• **Task to complete**
In the entries that follow, find the word "object" and report each line it is on.

• **Supplied material**

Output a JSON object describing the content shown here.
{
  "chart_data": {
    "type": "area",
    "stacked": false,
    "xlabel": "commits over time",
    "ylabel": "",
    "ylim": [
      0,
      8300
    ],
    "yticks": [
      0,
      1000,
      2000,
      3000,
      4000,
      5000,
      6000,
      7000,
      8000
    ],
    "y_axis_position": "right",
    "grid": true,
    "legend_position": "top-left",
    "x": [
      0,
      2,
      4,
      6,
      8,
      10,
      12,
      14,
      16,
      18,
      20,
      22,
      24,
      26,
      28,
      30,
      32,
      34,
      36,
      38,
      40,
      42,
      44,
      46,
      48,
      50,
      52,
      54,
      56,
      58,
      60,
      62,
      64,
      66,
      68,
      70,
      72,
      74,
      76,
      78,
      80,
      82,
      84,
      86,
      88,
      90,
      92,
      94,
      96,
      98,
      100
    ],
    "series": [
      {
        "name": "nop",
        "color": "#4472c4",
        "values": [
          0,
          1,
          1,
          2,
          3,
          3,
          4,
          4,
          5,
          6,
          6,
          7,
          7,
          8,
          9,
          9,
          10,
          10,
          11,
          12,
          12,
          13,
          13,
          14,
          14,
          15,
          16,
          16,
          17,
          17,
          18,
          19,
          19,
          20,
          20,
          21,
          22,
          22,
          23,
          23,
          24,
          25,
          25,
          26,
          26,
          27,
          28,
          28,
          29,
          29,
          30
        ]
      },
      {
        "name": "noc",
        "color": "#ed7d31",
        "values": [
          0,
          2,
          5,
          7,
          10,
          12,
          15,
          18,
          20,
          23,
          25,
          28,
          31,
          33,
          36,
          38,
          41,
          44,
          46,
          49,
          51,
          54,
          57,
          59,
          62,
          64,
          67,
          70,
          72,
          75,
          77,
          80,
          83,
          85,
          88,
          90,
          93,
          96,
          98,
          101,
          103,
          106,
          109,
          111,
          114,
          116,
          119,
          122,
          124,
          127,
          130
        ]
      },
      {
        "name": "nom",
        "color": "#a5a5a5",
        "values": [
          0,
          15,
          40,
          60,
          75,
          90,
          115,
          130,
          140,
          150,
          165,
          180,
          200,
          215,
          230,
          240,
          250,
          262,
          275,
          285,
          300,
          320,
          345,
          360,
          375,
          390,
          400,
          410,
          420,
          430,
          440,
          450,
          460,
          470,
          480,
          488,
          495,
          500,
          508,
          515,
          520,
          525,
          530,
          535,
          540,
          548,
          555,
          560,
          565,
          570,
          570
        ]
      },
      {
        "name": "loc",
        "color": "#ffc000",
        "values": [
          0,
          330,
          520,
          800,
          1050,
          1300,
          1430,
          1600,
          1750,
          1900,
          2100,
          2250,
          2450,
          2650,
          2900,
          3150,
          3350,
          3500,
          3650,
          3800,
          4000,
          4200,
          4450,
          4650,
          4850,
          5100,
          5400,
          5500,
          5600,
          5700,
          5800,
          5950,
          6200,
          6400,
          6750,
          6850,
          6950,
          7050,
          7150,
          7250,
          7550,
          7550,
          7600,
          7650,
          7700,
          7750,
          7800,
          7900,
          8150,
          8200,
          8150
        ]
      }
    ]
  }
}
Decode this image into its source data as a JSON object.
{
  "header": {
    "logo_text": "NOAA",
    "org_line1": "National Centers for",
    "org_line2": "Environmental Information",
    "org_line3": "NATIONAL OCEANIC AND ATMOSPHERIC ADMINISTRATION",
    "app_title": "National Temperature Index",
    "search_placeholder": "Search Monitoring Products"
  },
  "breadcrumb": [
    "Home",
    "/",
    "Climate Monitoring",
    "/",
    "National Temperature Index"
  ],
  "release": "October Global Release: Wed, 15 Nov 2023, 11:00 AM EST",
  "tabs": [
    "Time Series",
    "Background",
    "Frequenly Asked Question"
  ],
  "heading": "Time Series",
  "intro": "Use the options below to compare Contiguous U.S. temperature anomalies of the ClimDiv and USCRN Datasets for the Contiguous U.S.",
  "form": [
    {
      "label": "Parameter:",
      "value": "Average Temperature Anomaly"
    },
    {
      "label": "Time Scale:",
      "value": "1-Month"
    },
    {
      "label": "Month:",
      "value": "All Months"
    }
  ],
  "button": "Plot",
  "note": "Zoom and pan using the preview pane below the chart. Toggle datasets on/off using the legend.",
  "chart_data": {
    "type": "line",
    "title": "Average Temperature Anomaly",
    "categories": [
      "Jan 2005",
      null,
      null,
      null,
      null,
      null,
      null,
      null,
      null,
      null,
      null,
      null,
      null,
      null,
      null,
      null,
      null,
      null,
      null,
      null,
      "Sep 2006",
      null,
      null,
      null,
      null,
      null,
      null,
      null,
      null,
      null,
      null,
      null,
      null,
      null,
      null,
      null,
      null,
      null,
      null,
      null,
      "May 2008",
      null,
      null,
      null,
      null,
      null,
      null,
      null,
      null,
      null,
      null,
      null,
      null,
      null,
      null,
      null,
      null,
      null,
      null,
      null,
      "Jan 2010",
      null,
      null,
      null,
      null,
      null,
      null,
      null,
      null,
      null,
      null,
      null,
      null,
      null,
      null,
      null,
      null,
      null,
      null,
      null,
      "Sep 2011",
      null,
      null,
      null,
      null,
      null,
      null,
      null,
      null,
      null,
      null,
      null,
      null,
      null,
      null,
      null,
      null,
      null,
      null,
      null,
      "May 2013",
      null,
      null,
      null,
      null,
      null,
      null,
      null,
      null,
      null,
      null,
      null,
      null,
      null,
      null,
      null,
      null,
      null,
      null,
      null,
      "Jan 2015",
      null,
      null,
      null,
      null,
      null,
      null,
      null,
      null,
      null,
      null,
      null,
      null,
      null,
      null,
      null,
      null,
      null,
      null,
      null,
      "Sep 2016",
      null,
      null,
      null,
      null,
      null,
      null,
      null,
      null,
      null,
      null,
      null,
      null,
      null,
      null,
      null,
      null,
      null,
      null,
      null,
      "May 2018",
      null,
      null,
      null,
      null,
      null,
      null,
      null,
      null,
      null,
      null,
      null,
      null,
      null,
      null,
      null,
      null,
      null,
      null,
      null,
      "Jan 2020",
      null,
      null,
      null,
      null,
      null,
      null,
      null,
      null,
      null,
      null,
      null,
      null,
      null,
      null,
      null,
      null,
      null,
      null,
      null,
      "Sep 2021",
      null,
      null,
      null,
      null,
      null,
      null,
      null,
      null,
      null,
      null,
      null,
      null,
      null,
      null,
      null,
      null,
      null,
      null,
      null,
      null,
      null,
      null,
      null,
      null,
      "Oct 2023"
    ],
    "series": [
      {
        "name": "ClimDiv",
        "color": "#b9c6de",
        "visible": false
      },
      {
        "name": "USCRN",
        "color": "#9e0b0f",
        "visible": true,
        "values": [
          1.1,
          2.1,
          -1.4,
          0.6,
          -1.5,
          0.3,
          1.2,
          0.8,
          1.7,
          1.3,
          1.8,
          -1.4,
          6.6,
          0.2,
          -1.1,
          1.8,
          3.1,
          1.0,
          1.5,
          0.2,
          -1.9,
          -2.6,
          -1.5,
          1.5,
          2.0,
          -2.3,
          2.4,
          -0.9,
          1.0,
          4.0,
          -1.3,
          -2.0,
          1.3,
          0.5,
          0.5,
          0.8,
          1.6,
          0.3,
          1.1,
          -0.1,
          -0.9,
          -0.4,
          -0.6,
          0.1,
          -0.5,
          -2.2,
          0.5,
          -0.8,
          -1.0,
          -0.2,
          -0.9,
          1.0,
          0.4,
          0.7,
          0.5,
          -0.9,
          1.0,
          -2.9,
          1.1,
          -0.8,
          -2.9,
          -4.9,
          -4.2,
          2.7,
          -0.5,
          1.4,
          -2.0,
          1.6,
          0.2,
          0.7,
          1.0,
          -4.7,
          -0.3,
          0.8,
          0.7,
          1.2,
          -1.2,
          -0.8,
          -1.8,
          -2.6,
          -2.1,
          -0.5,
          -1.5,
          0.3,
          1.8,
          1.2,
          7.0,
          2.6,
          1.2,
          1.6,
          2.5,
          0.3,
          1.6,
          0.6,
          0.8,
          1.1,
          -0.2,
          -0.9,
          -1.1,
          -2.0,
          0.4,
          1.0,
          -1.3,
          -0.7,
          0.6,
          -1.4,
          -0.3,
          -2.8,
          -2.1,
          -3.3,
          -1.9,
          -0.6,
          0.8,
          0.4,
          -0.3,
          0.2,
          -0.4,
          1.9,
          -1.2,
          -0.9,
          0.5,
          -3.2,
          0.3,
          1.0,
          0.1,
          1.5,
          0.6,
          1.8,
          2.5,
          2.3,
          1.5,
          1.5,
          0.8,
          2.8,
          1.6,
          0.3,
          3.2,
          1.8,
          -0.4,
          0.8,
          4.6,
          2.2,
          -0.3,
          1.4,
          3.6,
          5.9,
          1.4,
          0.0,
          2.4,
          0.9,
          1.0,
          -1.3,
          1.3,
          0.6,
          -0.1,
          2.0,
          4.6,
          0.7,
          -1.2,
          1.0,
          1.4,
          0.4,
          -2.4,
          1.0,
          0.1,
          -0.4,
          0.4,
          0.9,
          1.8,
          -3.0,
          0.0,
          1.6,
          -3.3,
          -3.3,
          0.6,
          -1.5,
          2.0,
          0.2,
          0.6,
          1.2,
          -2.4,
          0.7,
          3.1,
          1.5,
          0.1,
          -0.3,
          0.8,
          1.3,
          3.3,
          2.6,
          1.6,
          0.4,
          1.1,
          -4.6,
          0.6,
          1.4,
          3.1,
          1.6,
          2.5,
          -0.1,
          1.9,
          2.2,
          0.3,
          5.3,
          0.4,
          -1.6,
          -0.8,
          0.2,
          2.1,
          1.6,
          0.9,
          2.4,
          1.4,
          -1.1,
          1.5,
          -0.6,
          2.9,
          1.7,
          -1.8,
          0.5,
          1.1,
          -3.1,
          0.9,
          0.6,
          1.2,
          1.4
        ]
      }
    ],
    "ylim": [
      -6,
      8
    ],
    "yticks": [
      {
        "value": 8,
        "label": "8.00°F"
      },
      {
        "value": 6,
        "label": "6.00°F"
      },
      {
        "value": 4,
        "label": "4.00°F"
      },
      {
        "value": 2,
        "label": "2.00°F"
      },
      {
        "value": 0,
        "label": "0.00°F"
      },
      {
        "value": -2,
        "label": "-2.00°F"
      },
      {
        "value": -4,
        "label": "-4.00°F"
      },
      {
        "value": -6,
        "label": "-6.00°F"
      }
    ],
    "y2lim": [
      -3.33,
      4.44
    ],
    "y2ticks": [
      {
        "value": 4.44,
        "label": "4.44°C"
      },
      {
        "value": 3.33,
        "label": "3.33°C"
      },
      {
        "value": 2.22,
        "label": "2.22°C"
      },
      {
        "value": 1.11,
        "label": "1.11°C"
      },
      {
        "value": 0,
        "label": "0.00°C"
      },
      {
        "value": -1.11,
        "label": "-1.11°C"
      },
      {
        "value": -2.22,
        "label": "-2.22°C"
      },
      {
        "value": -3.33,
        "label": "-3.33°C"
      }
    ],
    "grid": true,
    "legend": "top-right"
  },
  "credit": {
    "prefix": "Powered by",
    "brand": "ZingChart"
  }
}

• **Output below**
Output a JSON object describing the content shown here.
Decode this image into its source data as a JSON object.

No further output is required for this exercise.